:: INFORMATION SHOWN ::
________________________
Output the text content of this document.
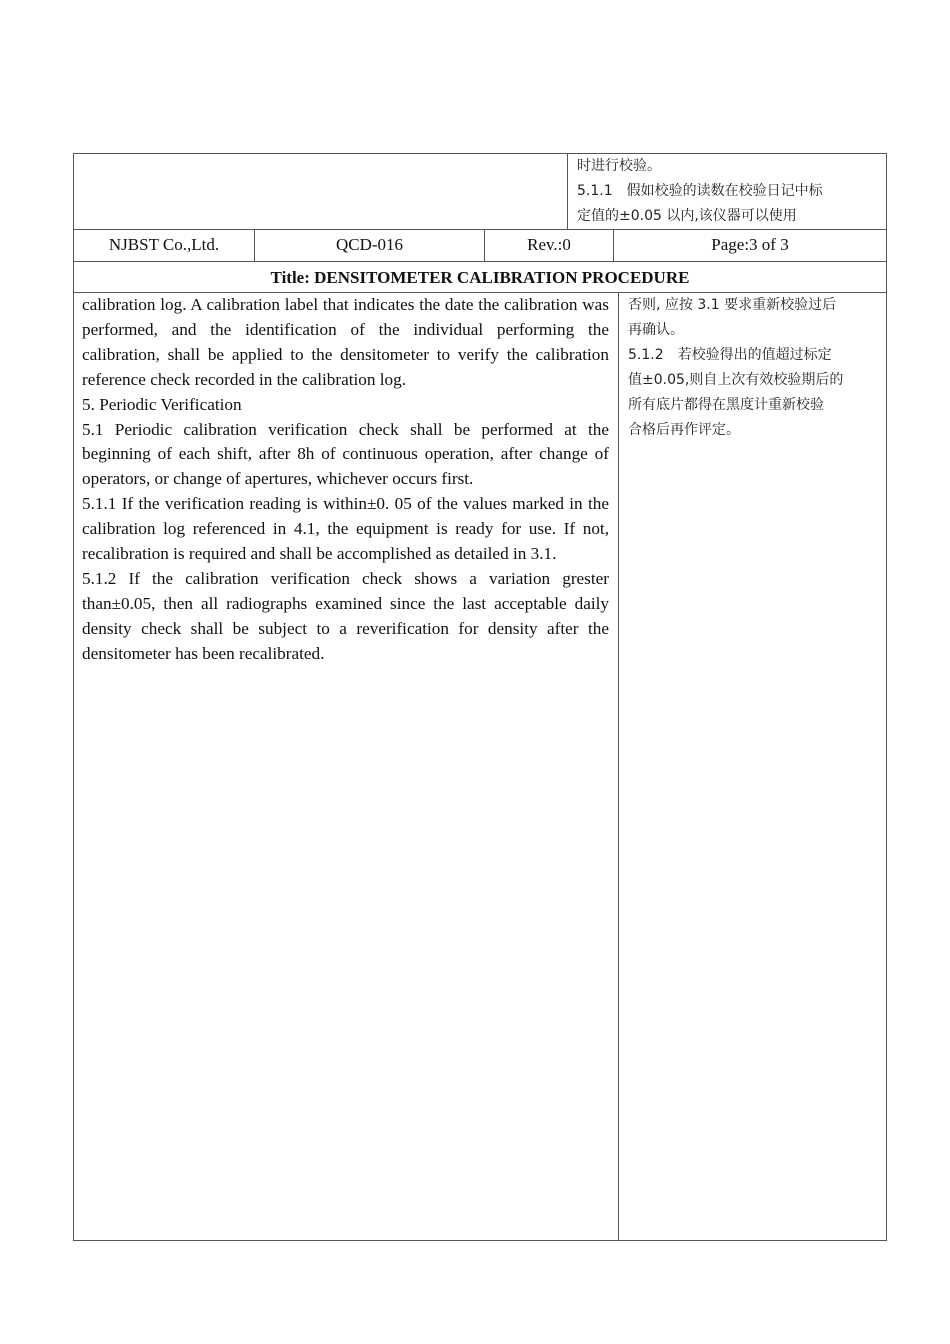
时进行校验。

5.1.1　假如校验的读数在校验日记中标

定值的±0.05 以内,该仪器可以使用

NJBST Co.,Ltd.	QCD-016	Rev.:0	Page:3 of 3
Title: DENSITOMETER CALIBRATION PROCEDURE

calibration log. A calibration label that indicates the date the calibration was performed, and the identification of the individual performing the calibration, shall be applied to the densitometer to verify the calibration reference check recorded in the calibration log.

5. Periodic Verification

5.1 Periodic calibration verification check shall be performed at the beginning of each shift, after 8h of continuous operation, after change of operators, or change of apertures, whichever occurs first.

5.1.1 If the verification reading is within±0. 05 of the values marked in the calibration log referenced in 4.1, the equipment is ready for use. If not, recalibration is required and shall be accomplished as detailed in 3.1.

5.1.2 If the calibration verification check shows a variation grester than±0.05, then all radiographs examined since the last acceptable daily density check shall be subject to a reverification for density after the densitometer has been recalibrated.

否则, 应按 3.1 要求重新校验过后

再确认。

5.1.2　若校验得出的值超过标定

值±0.05,则自上次有效校验期后的

所有底片都得在黑度计重新校验

合格后再作评定。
________________________
:: WHAT YOU SHOULD DO ::
Make an exact copy of the data, leaving its pictures out.

:: TASK ANSWER ::
Output the text content of this document.
时进行校验。

5.1.1　假如校验的读数在校验日记中标

定值的±0.05 以内,该仪器可以使用

NJBST Co.,Ltd.	QCD-016	Rev.:0	Page:3 of 3
Title: DENSITOMETER CALIBRATION PROCEDURE

calibration log. A calibration label that indicates the date the calibration was performed, and the identification of the individual performing the calibration, shall be applied to the densitometer to verify the calibration reference check recorded in the calibration log.

5. Periodic Verification

5.1 Periodic calibration verification check shall be performed at the beginning of each shift, after 8h of continuous operation, after change of operators, or change of apertures, whichever occurs first.

5.1.1 If the verification reading is within±0. 05 of the values marked in the calibration log referenced in 4.1, the equipment is ready for use. If not, recalibration is required and shall be accomplished as detailed in 3.1.

5.1.2 If the calibration verification check shows a variation grester than±0.05, then all radiographs examined since the last acceptable daily density check shall be subject to a reverification for density after the densitometer has been recalibrated.

否则, 应按 3.1 要求重新校验过后

再确认。

5.1.2　若校验得出的值超过标定

值±0.05,则自上次有效校验期后的

所有底片都得在黑度计重新校验

合格后再作评定。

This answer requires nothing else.